» **SET PROBLEM**: Scan the entries below. List each line with "التقريب".

» **MATERIAL FOR THIS EXERCISE**:
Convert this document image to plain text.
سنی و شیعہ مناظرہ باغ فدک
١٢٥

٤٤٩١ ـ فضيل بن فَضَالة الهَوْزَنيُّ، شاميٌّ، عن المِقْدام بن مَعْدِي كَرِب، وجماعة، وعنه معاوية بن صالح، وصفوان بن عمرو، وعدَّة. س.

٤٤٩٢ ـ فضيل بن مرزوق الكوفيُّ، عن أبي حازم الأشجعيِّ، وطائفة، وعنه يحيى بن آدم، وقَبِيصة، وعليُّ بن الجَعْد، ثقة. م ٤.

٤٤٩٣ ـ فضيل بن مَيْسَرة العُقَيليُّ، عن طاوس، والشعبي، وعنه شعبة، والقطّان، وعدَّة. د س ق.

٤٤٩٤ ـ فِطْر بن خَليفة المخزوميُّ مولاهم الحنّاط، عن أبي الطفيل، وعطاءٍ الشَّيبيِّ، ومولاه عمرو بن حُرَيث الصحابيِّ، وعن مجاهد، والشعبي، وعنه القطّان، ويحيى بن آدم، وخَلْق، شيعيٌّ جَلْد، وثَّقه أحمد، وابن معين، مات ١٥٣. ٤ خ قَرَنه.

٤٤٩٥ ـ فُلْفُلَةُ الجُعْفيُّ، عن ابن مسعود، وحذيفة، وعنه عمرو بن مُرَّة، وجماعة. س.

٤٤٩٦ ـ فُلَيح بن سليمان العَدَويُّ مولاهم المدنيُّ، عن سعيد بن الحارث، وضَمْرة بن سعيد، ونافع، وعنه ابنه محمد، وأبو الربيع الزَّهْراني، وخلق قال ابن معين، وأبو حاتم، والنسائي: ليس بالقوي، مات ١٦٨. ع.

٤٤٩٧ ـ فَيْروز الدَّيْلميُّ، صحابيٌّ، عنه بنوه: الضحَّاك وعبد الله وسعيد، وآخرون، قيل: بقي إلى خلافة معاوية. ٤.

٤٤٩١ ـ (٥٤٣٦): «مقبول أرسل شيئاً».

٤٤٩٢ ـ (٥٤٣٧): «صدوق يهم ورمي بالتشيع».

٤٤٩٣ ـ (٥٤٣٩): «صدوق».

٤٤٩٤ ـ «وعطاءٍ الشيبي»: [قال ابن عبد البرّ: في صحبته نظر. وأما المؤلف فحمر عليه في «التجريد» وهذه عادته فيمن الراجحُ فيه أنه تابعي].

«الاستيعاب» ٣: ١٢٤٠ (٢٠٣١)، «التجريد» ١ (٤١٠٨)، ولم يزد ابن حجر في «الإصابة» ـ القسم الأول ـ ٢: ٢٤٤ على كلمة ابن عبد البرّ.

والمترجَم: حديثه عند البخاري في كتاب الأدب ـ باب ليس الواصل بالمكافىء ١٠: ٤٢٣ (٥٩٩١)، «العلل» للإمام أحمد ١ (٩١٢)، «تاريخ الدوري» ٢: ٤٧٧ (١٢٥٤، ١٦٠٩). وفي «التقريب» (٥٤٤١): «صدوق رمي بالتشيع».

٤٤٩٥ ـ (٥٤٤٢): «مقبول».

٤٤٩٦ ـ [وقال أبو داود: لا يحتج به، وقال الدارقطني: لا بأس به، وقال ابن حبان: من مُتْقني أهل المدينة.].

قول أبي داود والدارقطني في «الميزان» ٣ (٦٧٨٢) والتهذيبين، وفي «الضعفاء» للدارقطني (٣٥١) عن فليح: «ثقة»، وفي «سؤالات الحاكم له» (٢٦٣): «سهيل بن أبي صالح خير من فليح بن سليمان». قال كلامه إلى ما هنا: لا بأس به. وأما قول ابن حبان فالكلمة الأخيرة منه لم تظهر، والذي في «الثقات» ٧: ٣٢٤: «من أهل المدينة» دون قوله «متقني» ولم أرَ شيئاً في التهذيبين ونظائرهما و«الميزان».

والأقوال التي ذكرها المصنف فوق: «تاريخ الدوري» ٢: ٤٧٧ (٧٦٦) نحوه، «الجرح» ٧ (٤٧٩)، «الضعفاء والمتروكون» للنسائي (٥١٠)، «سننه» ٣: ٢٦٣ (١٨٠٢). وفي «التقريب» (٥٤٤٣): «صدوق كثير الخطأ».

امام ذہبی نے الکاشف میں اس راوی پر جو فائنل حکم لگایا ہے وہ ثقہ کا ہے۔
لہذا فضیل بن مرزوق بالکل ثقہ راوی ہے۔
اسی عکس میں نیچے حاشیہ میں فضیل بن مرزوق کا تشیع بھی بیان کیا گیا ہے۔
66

» **FINISHED EXERCISE**:
والمترجَم: حديثه عند البخاري في كتاب الأدب ـ باب ليس الواصل بالمكافىء ١٠: ٤٢٣ (٥٩٩١)، «العلل» للإمام أحمد ١ (٩١٢)، «تاريخ الدوري» ٢: ٤٧٧ (١٢٥٤، ١٦٠٩). وفي «التقريب» (٥٤٤١): «صدوق رمي بالتشيع».
والأقوال التي ذكرها المصنف فوق: «تاريخ الدوري» ٢: ٤٧٧ (٧٦٦) نحوه، «الجرح» ٧ (٤٧٩)، «الضعفاء والمتروكون» للنسائي (٥١٠)، «سننه» ٣: ٢٦٣ (١٨٠٢). وفي «التقريب» (٥٤٤٣): «صدوق كثير الخطأ».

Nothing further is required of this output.